BEGIN RECORD EXCERPTS
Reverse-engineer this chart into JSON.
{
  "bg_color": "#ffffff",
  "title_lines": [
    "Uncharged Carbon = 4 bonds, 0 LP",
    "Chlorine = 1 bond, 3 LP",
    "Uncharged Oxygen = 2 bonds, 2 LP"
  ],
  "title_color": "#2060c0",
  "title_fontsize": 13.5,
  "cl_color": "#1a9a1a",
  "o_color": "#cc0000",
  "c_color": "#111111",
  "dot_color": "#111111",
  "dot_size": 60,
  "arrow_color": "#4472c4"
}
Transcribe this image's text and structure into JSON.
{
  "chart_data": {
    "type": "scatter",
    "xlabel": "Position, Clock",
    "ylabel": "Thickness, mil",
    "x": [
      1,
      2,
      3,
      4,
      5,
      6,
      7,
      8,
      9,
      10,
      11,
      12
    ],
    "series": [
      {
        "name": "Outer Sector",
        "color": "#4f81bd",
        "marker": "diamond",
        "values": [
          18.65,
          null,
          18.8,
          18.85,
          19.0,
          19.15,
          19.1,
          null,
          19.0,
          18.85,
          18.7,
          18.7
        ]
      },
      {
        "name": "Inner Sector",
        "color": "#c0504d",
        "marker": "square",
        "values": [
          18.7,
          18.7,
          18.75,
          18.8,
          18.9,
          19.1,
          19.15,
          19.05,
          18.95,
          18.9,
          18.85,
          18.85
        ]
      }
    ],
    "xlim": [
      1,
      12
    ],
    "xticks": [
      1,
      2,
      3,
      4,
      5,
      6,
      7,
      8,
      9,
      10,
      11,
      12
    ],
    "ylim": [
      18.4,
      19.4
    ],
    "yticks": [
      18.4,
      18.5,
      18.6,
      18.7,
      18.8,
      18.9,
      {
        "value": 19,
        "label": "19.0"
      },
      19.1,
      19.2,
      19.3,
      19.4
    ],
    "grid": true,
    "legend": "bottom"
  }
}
END RECORD EXCERPTS
Pick out all lines from the data above in which the word "into" appears.

Reverse-engineer this chart into JSON.
Transcribe this image's text and structure into JSON.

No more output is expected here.